>> START

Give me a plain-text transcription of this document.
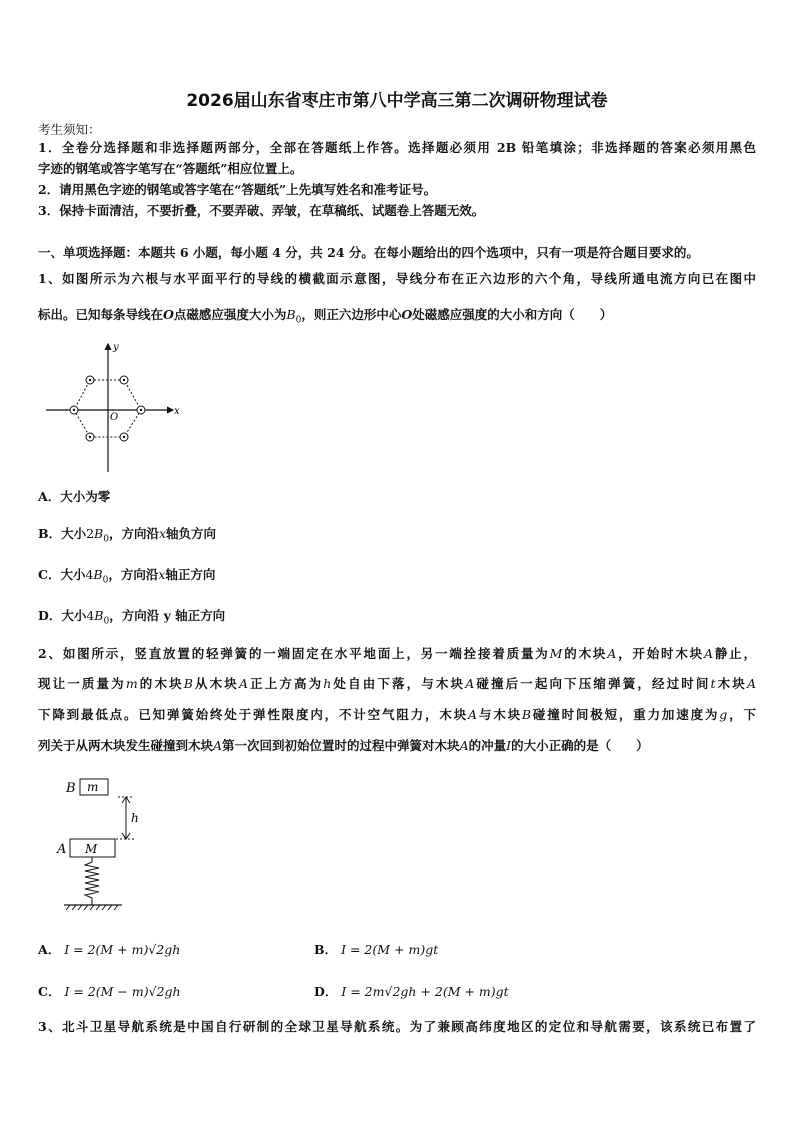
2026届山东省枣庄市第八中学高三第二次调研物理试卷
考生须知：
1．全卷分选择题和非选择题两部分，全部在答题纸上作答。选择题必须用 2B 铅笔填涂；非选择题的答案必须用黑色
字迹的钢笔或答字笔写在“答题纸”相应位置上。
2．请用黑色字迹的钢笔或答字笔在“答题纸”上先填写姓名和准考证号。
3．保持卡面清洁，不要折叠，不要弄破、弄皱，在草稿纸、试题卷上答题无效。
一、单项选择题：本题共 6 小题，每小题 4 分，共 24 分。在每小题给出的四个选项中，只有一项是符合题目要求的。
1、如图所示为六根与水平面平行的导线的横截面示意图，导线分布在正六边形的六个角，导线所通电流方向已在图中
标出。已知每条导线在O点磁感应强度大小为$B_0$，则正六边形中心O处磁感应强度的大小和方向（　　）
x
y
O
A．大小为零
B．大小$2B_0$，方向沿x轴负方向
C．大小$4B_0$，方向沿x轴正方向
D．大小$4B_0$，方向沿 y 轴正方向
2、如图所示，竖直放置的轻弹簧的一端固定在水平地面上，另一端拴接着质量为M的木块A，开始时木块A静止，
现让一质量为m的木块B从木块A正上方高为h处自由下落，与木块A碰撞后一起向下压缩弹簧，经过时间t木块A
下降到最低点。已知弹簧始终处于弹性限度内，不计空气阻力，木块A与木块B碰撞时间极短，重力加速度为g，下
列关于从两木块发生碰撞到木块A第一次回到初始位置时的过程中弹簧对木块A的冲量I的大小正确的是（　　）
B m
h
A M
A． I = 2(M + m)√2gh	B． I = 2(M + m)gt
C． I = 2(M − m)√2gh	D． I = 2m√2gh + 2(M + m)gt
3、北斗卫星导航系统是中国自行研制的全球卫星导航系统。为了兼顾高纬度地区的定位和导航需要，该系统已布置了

>> END
>> START

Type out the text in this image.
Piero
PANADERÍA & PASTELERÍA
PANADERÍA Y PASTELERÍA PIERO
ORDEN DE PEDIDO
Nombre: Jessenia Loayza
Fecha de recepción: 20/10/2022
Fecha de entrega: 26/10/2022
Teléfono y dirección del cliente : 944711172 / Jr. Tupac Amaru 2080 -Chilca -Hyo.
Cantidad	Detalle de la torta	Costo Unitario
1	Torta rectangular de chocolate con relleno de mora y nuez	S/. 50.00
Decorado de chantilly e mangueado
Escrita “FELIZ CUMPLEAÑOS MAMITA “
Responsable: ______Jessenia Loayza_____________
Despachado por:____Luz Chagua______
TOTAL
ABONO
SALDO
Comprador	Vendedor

>> END

Your answer should be a single number: the count of lines holding the word "Fecha".

2